GIVEN PROBLEM:
In the listing below, count each line containing "ylabel" and answer with the count only.
☆ ☆ ☆ ☆ ☆ ☆ ☆
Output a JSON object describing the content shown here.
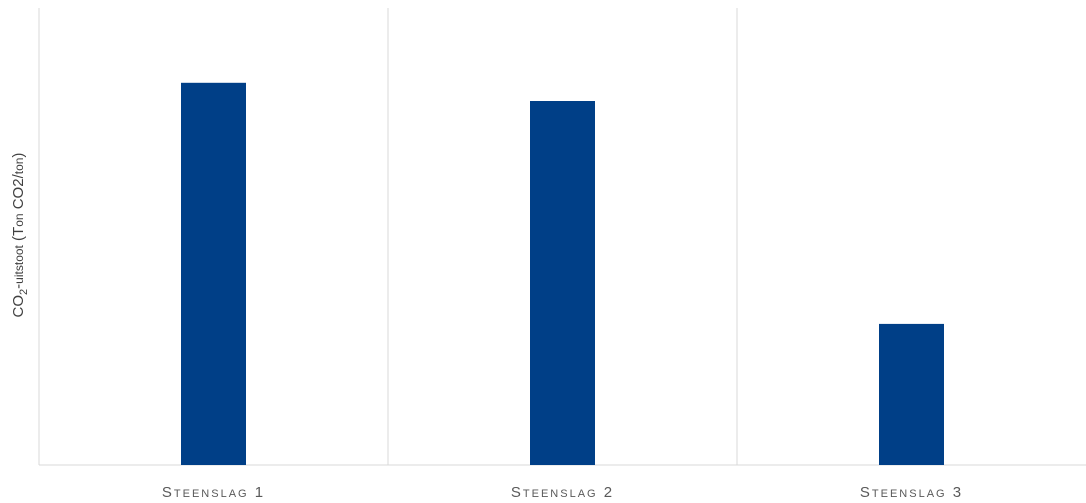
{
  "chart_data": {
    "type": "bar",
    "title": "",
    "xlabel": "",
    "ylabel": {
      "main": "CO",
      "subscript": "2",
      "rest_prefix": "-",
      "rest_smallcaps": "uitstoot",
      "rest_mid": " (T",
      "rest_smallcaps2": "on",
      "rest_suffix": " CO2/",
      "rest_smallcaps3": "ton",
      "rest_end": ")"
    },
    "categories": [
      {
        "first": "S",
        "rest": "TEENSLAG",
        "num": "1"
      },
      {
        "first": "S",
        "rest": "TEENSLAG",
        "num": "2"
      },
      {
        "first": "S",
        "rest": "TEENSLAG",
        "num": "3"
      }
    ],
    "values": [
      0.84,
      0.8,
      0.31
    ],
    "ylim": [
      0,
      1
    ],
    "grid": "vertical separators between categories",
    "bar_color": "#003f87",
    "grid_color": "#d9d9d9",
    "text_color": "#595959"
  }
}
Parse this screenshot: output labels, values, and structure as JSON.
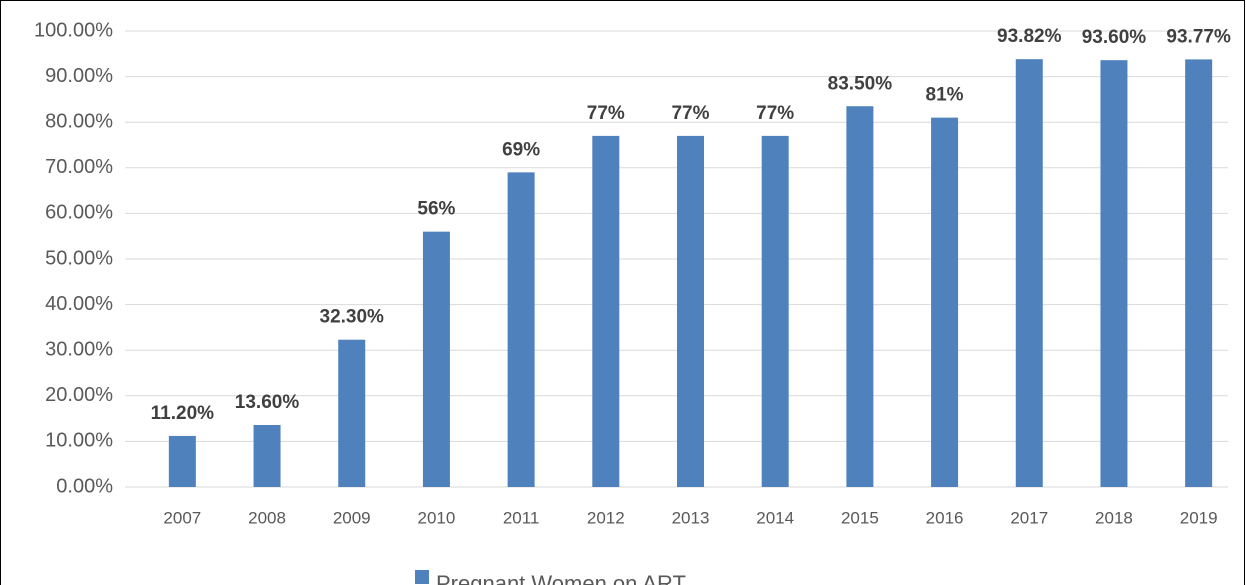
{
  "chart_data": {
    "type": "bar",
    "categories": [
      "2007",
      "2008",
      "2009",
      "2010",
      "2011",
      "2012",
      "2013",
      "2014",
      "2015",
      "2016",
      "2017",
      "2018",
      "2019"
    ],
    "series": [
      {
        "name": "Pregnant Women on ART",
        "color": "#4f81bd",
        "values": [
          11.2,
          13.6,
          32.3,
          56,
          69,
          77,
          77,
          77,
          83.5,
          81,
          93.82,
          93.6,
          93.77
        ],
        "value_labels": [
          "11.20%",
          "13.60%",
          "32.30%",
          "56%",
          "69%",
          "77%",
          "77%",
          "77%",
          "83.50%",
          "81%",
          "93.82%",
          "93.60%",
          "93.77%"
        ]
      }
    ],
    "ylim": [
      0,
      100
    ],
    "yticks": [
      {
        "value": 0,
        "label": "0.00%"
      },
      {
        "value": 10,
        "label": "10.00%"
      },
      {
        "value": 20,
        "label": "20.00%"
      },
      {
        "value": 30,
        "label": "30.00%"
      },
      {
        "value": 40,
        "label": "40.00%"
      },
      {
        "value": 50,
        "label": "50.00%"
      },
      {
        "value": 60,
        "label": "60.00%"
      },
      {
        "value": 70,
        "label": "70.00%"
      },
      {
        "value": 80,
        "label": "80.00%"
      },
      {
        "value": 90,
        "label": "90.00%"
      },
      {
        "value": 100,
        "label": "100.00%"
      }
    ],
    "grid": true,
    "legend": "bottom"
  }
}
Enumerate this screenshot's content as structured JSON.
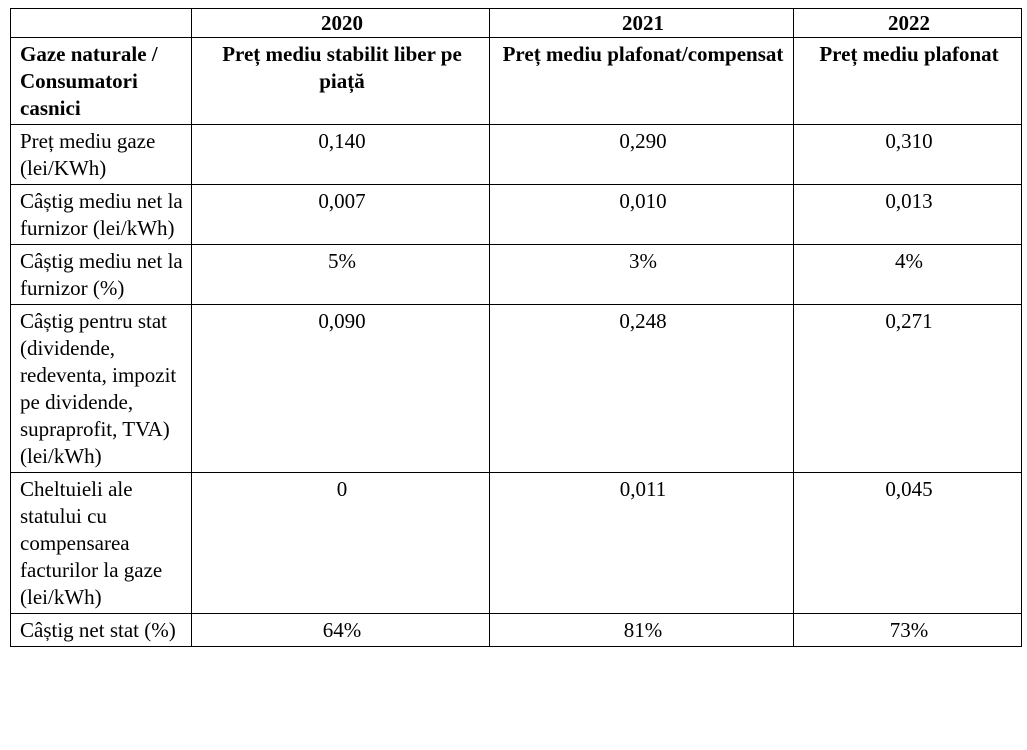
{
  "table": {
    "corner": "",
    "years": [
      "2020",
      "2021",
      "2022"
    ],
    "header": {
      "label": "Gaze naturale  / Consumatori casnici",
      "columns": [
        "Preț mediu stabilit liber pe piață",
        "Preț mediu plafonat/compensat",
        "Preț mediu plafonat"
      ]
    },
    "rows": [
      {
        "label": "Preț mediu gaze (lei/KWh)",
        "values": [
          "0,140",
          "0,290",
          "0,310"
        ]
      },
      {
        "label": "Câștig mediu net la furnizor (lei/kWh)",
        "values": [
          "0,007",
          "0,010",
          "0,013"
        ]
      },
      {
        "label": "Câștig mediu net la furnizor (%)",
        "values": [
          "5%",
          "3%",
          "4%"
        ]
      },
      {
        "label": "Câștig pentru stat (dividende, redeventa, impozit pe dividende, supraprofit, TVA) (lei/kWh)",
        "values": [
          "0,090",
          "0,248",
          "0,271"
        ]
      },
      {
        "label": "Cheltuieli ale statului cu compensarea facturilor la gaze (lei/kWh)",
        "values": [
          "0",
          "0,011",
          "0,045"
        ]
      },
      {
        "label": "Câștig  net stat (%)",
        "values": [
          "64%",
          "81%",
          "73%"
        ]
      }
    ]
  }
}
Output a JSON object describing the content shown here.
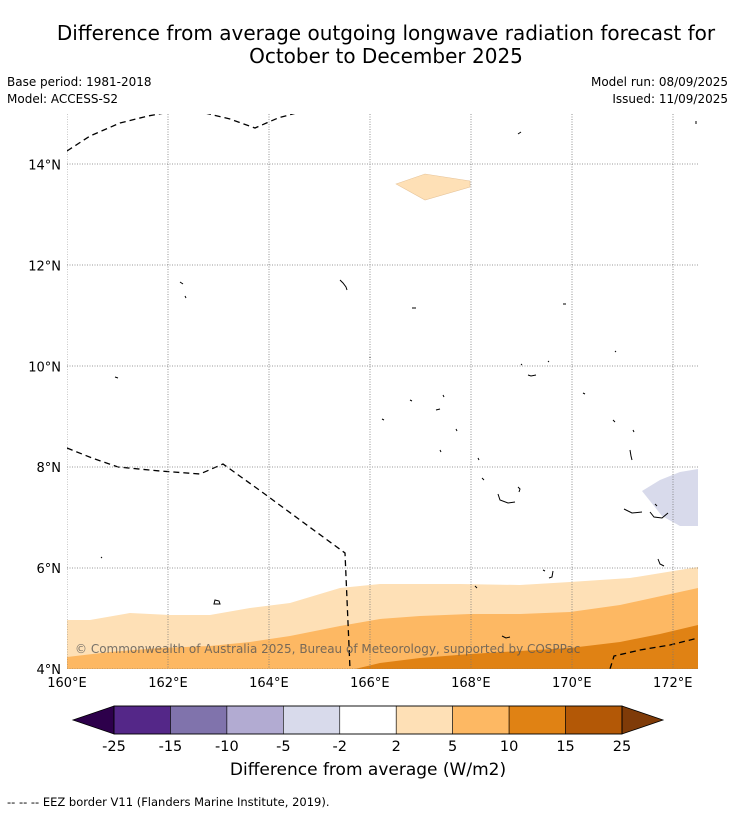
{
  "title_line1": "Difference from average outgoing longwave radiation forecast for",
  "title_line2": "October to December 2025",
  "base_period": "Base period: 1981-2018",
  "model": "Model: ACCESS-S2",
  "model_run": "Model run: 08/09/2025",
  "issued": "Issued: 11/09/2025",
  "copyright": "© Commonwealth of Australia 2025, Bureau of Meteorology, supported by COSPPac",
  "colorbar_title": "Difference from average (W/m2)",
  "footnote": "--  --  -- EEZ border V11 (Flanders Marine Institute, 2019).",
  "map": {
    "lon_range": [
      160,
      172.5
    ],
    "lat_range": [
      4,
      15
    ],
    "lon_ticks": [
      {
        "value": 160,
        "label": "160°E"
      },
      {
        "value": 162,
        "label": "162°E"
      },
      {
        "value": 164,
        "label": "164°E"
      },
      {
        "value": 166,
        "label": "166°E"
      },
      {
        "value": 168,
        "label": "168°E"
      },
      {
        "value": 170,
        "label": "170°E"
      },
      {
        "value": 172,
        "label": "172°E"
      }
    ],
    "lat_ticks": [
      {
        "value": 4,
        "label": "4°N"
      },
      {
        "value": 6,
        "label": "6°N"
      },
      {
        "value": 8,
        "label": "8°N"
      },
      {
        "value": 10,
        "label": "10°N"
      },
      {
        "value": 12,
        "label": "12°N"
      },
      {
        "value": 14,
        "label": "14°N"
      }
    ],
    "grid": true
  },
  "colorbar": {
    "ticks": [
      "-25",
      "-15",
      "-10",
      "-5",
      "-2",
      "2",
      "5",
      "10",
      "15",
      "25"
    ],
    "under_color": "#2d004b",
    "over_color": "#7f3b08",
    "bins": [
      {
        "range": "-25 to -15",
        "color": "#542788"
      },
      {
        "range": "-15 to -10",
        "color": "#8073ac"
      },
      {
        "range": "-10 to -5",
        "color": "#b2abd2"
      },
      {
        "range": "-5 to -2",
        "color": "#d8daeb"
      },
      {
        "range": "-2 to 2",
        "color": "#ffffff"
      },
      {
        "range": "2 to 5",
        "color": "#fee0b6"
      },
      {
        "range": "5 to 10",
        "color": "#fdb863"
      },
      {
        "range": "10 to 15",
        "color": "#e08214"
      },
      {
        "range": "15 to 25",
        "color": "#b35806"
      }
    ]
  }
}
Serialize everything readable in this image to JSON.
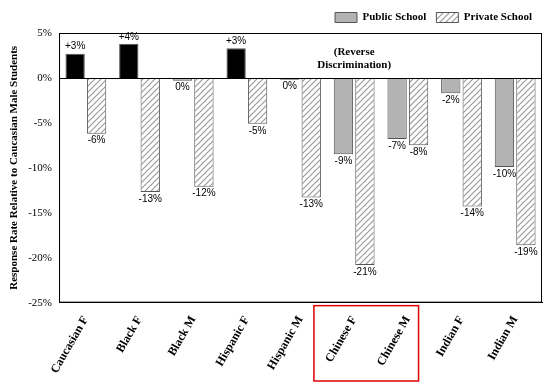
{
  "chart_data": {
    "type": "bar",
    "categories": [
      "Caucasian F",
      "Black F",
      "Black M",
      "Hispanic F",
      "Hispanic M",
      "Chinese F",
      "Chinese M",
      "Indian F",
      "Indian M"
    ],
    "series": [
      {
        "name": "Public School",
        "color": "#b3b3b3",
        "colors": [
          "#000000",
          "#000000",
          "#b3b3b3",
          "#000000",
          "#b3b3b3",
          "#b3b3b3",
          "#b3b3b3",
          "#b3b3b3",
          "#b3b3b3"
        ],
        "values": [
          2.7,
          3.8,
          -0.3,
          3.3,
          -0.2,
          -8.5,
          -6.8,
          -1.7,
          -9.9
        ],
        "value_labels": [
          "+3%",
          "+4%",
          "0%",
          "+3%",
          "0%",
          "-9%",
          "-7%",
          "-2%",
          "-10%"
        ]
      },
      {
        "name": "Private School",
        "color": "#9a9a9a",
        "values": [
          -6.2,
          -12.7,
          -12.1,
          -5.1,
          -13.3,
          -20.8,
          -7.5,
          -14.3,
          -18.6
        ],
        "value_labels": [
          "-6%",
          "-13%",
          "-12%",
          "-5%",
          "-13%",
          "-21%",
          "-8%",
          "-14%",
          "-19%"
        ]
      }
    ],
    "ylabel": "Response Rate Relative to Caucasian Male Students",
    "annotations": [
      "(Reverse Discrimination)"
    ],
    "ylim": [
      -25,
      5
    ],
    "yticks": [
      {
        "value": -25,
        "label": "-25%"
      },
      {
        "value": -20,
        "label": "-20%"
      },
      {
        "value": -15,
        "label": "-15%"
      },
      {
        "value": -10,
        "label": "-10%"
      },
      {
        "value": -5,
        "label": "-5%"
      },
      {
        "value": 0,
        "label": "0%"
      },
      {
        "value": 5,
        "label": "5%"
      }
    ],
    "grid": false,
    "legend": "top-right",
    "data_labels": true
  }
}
☆ ☆ ☆ ☆ ☆ ☆ ☆
OUTPUT OF THE TASK:
2